### Data for processing:
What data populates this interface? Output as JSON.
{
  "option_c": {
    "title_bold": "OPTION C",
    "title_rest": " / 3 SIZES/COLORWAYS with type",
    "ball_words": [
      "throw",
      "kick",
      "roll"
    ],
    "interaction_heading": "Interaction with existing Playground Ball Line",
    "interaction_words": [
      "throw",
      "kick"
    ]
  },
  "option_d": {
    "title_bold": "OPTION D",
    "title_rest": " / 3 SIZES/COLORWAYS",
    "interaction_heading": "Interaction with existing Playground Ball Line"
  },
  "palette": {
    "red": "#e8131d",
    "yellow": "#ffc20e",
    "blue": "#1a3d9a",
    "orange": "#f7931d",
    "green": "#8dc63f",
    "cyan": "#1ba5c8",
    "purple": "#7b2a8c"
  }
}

### Short exercise:
Output the complete data exactly as written.

### Completed task:
What data populates this interface? Output as JSON.
{
  "option_c": {
    "title_bold": "OPTION C",
    "title_rest": " / 3 SIZES/COLORWAYS with type",
    "ball_words": [
      "throw",
      "kick",
      "roll"
    ],
    "interaction_heading": "Interaction with existing Playground Ball Line",
    "interaction_words": [
      "throw",
      "kick"
    ]
  },
  "option_d": {
    "title_bold": "OPTION D",
    "title_rest": " / 3 SIZES/COLORWAYS",
    "interaction_heading": "Interaction with existing Playground Ball Line"
  },
  "palette": {
    "red": "#e8131d",
    "yellow": "#ffc20e",
    "blue": "#1a3d9a",
    "orange": "#f7931d",
    "green": "#8dc63f",
    "cyan": "#1ba5c8",
    "purple": "#7b2a8c"
  }
}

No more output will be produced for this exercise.